# YOUR INSTRUCTIONS
Repeat every line of the listing below exactly, minus the pictures.

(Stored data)
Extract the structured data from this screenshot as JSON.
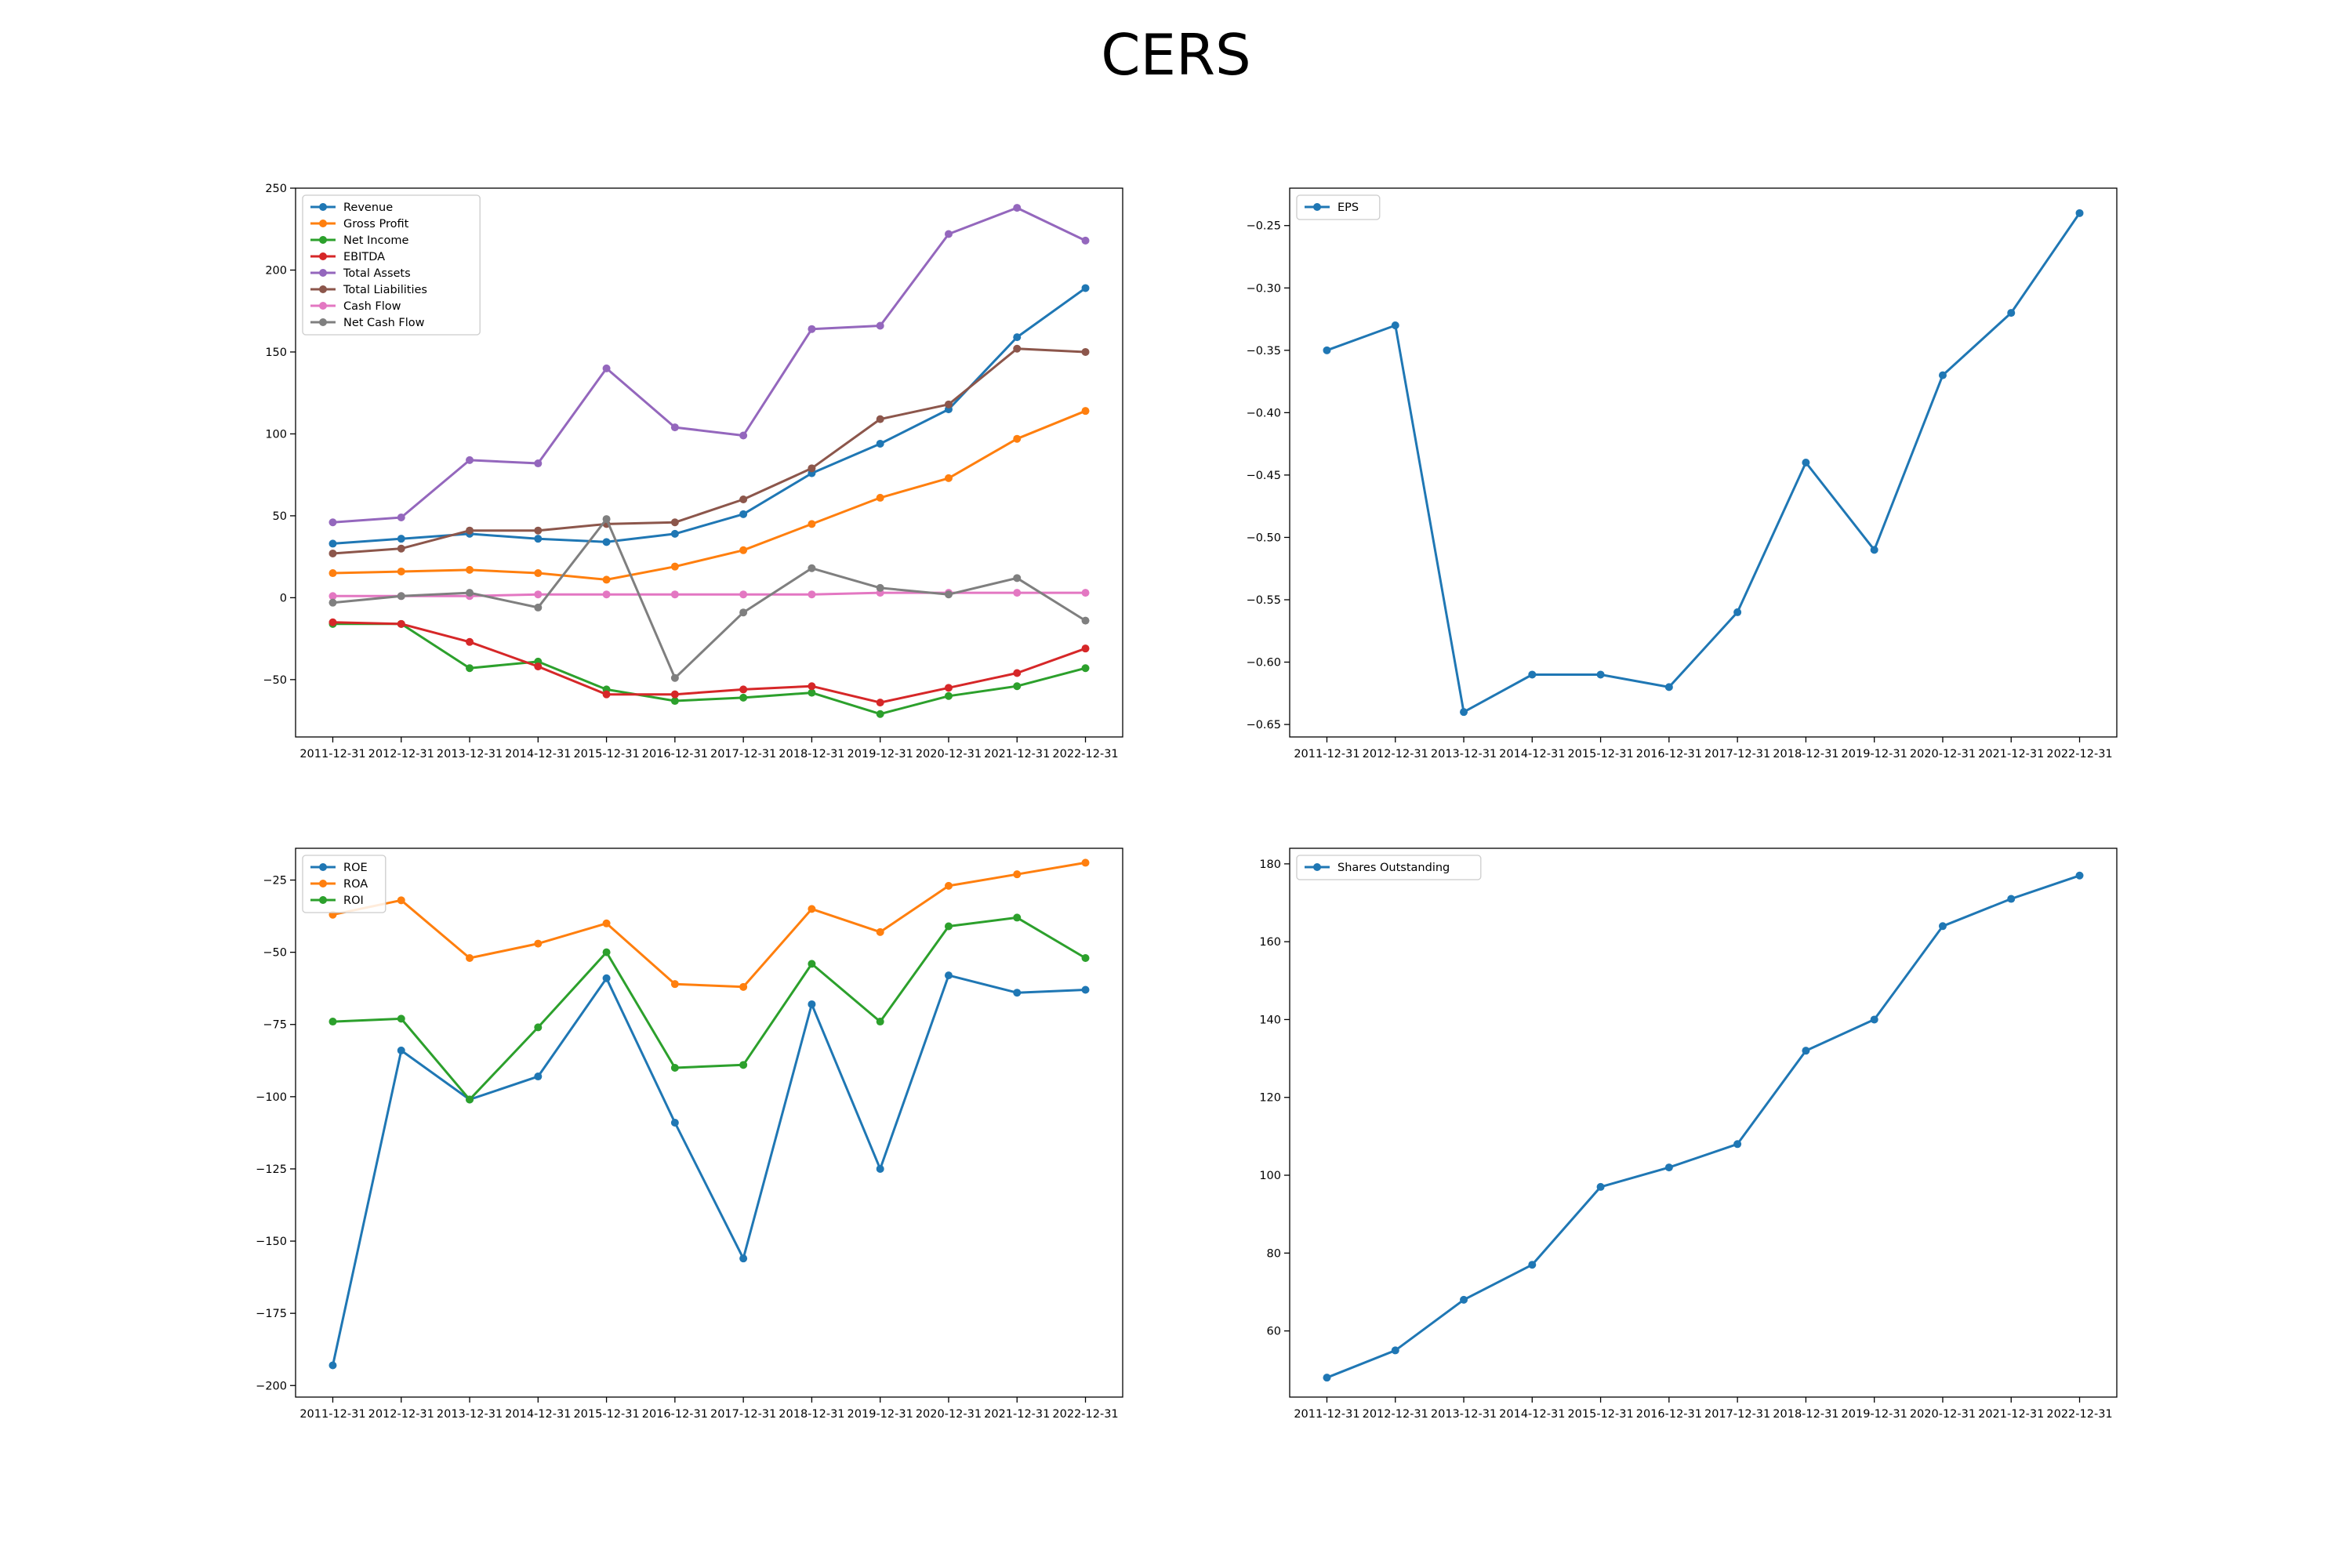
{
  "title": "CERS",
  "chart_data": [
    {
      "type": "line",
      "categories": [
        "2011-12-31",
        "2012-12-31",
        "2013-12-31",
        "2014-12-31",
        "2015-12-31",
        "2016-12-31",
        "2017-12-31",
        "2018-12-31",
        "2019-12-31",
        "2020-12-31",
        "2021-12-31",
        "2022-12-31"
      ],
      "ylim": [
        -85,
        250
      ],
      "yticks": [
        250,
        200,
        150,
        100,
        50,
        0,
        -50
      ],
      "legend": "top-left",
      "series": [
        {
          "name": "Revenue",
          "color": "#1f77b4",
          "values": [
            33,
            36,
            39,
            36,
            34,
            39,
            51,
            76,
            94,
            115,
            159,
            189
          ]
        },
        {
          "name": "Gross Profit",
          "color": "#ff7f0e",
          "values": [
            15,
            16,
            17,
            15,
            11,
            19,
            29,
            45,
            61,
            73,
            97,
            114
          ]
        },
        {
          "name": "Net Income",
          "color": "#2ca02c",
          "values": [
            -16,
            -16,
            -43,
            -39,
            -56,
            -63,
            -61,
            -58,
            -71,
            -60,
            -54,
            -43
          ]
        },
        {
          "name": "EBITDA",
          "color": "#d62728",
          "values": [
            -15,
            -16,
            -27,
            -42,
            -59,
            -59,
            -56,
            -54,
            -64,
            -55,
            -46,
            -31
          ]
        },
        {
          "name": "Total Assets",
          "color": "#9467bd",
          "values": [
            46,
            49,
            84,
            82,
            140,
            104,
            99,
            164,
            166,
            222,
            238,
            218
          ]
        },
        {
          "name": "Total Liabilities",
          "color": "#8c564b",
          "values": [
            27,
            30,
            41,
            41,
            45,
            46,
            60,
            79,
            109,
            118,
            152,
            150
          ]
        },
        {
          "name": "Cash Flow",
          "color": "#e377c2",
          "values": [
            1,
            1,
            1,
            2,
            2,
            2,
            2,
            2,
            3,
            3,
            3,
            3
          ]
        },
        {
          "name": "Net Cash Flow",
          "color": "#7f7f7f",
          "values": [
            -3,
            1,
            3,
            -6,
            48,
            -49,
            -9,
            18,
            6,
            2,
            12,
            -14
          ]
        }
      ]
    },
    {
      "type": "line",
      "categories": [
        "2011-12-31",
        "2012-12-31",
        "2013-12-31",
        "2014-12-31",
        "2015-12-31",
        "2016-12-31",
        "2017-12-31",
        "2018-12-31",
        "2019-12-31",
        "2020-12-31",
        "2021-12-31",
        "2022-12-31"
      ],
      "ylim": [
        -0.66,
        -0.22
      ],
      "yticks": [
        -0.25,
        -0.3,
        -0.35,
        -0.4,
        -0.45,
        -0.5,
        -0.55,
        -0.6,
        -0.65
      ],
      "ytick_labels": [
        "−0.25",
        "−0.30",
        "−0.35",
        "−0.40",
        "−0.45",
        "−0.50",
        "−0.55",
        "−0.60",
        "−0.65"
      ],
      "legend": "top-left",
      "series": [
        {
          "name": "EPS",
          "color": "#1f77b4",
          "values": [
            -0.35,
            -0.33,
            -0.64,
            -0.61,
            -0.61,
            -0.62,
            -0.56,
            -0.44,
            -0.51,
            -0.37,
            -0.32,
            -0.24
          ]
        }
      ]
    },
    {
      "type": "line",
      "categories": [
        "2011-12-31",
        "2012-12-31",
        "2013-12-31",
        "2014-12-31",
        "2015-12-31",
        "2016-12-31",
        "2017-12-31",
        "2018-12-31",
        "2019-12-31",
        "2020-12-31",
        "2021-12-31",
        "2022-12-31"
      ],
      "ylim": [
        -204,
        -14
      ],
      "yticks": [
        -25,
        -50,
        -75,
        -100,
        -125,
        -150,
        -175,
        -200
      ],
      "legend": "top-left",
      "series": [
        {
          "name": "ROE",
          "color": "#1f77b4",
          "values": [
            -193,
            -84,
            -101,
            -93,
            -59,
            -109,
            -156,
            -68,
            -125,
            -58,
            -64,
            -63
          ]
        },
        {
          "name": "ROA",
          "color": "#ff7f0e",
          "values": [
            -37,
            -32,
            -52,
            -47,
            -40,
            -61,
            -62,
            -35,
            -43,
            -27,
            -23,
            -19
          ]
        },
        {
          "name": "ROI",
          "color": "#2ca02c",
          "values": [
            -74,
            -73,
            -101,
            -76,
            -50,
            -90,
            -89,
            -54,
            -74,
            -41,
            -38,
            -52
          ]
        }
      ]
    },
    {
      "type": "line",
      "categories": [
        "2011-12-31",
        "2012-12-31",
        "2013-12-31",
        "2014-12-31",
        "2015-12-31",
        "2016-12-31",
        "2017-12-31",
        "2018-12-31",
        "2019-12-31",
        "2020-12-31",
        "2021-12-31",
        "2022-12-31"
      ],
      "ylim": [
        43,
        184
      ],
      "yticks": [
        180,
        160,
        140,
        120,
        100,
        80,
        60
      ],
      "legend": "top-left",
      "series": [
        {
          "name": "Shares Outstanding",
          "color": "#1f77b4",
          "values": [
            48,
            55,
            68,
            77,
            97,
            102,
            108,
            132,
            140,
            164,
            171,
            177
          ]
        }
      ]
    }
  ]
}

# CORRECT ANSWER
Extract the structured data from this screenshot as JSON.
{
  "title": "CERS",
  "chart_data": [
    {
      "type": "line",
      "categories": [
        "2011-12-31",
        "2012-12-31",
        "2013-12-31",
        "2014-12-31",
        "2015-12-31",
        "2016-12-31",
        "2017-12-31",
        "2018-12-31",
        "2019-12-31",
        "2020-12-31",
        "2021-12-31",
        "2022-12-31"
      ],
      "ylim": [
        -85,
        250
      ],
      "yticks": [
        250,
        200,
        150,
        100,
        50,
        0,
        -50
      ],
      "legend": "top-left",
      "series": [
        {
          "name": "Revenue",
          "color": "#1f77b4",
          "values": [
            33,
            36,
            39,
            36,
            34,
            39,
            51,
            76,
            94,
            115,
            159,
            189
          ]
        },
        {
          "name": "Gross Profit",
          "color": "#ff7f0e",
          "values": [
            15,
            16,
            17,
            15,
            11,
            19,
            29,
            45,
            61,
            73,
            97,
            114
          ]
        },
        {
          "name": "Net Income",
          "color": "#2ca02c",
          "values": [
            -16,
            -16,
            -43,
            -39,
            -56,
            -63,
            -61,
            -58,
            -71,
            -60,
            -54,
            -43
          ]
        },
        {
          "name": "EBITDA",
          "color": "#d62728",
          "values": [
            -15,
            -16,
            -27,
            -42,
            -59,
            -59,
            -56,
            -54,
            -64,
            -55,
            -46,
            -31
          ]
        },
        {
          "name": "Total Assets",
          "color": "#9467bd",
          "values": [
            46,
            49,
            84,
            82,
            140,
            104,
            99,
            164,
            166,
            222,
            238,
            218
          ]
        },
        {
          "name": "Total Liabilities",
          "color": "#8c564b",
          "values": [
            27,
            30,
            41,
            41,
            45,
            46,
            60,
            79,
            109,
            118,
            152,
            150
          ]
        },
        {
          "name": "Cash Flow",
          "color": "#e377c2",
          "values": [
            1,
            1,
            1,
            2,
            2,
            2,
            2,
            2,
            3,
            3,
            3,
            3
          ]
        },
        {
          "name": "Net Cash Flow",
          "color": "#7f7f7f",
          "values": [
            -3,
            1,
            3,
            -6,
            48,
            -49,
            -9,
            18,
            6,
            2,
            12,
            -14
          ]
        }
      ]
    },
    {
      "type": "line",
      "categories": [
        "2011-12-31",
        "2012-12-31",
        "2013-12-31",
        "2014-12-31",
        "2015-12-31",
        "2016-12-31",
        "2017-12-31",
        "2018-12-31",
        "2019-12-31",
        "2020-12-31",
        "2021-12-31",
        "2022-12-31"
      ],
      "ylim": [
        -0.66,
        -0.22
      ],
      "yticks": [
        -0.25,
        -0.3,
        -0.35,
        -0.4,
        -0.45,
        -0.5,
        -0.55,
        -0.6,
        -0.65
      ],
      "ytick_labels": [
        "−0.25",
        "−0.30",
        "−0.35",
        "−0.40",
        "−0.45",
        "−0.50",
        "−0.55",
        "−0.60",
        "−0.65"
      ],
      "legend": "top-left",
      "series": [
        {
          "name": "EPS",
          "color": "#1f77b4",
          "values": [
            -0.35,
            -0.33,
            -0.64,
            -0.61,
            -0.61,
            -0.62,
            -0.56,
            -0.44,
            -0.51,
            -0.37,
            -0.32,
            -0.24
          ]
        }
      ]
    },
    {
      "type": "line",
      "categories": [
        "2011-12-31",
        "2012-12-31",
        "2013-12-31",
        "2014-12-31",
        "2015-12-31",
        "2016-12-31",
        "2017-12-31",
        "2018-12-31",
        "2019-12-31",
        "2020-12-31",
        "2021-12-31",
        "2022-12-31"
      ],
      "ylim": [
        -204,
        -14
      ],
      "yticks": [
        -25,
        -50,
        -75,
        -100,
        -125,
        -150,
        -175,
        -200
      ],
      "legend": "top-left",
      "series": [
        {
          "name": "ROE",
          "color": "#1f77b4",
          "values": [
            -193,
            -84,
            -101,
            -93,
            -59,
            -109,
            -156,
            -68,
            -125,
            -58,
            -64,
            -63
          ]
        },
        {
          "name": "ROA",
          "color": "#ff7f0e",
          "values": [
            -37,
            -32,
            -52,
            -47,
            -40,
            -61,
            -62,
            -35,
            -43,
            -27,
            -23,
            -19
          ]
        },
        {
          "name": "ROI",
          "color": "#2ca02c",
          "values": [
            -74,
            -73,
            -101,
            -76,
            -50,
            -90,
            -89,
            -54,
            -74,
            -41,
            -38,
            -52
          ]
        }
      ]
    },
    {
      "type": "line",
      "categories": [
        "2011-12-31",
        "2012-12-31",
        "2013-12-31",
        "2014-12-31",
        "2015-12-31",
        "2016-12-31",
        "2017-12-31",
        "2018-12-31",
        "2019-12-31",
        "2020-12-31",
        "2021-12-31",
        "2022-12-31"
      ],
      "ylim": [
        43,
        184
      ],
      "yticks": [
        180,
        160,
        140,
        120,
        100,
        80,
        60
      ],
      "legend": "top-left",
      "series": [
        {
          "name": "Shares Outstanding",
          "color": "#1f77b4",
          "values": [
            48,
            55,
            68,
            77,
            97,
            102,
            108,
            132,
            140,
            164,
            171,
            177
          ]
        }
      ]
    }
  ]
}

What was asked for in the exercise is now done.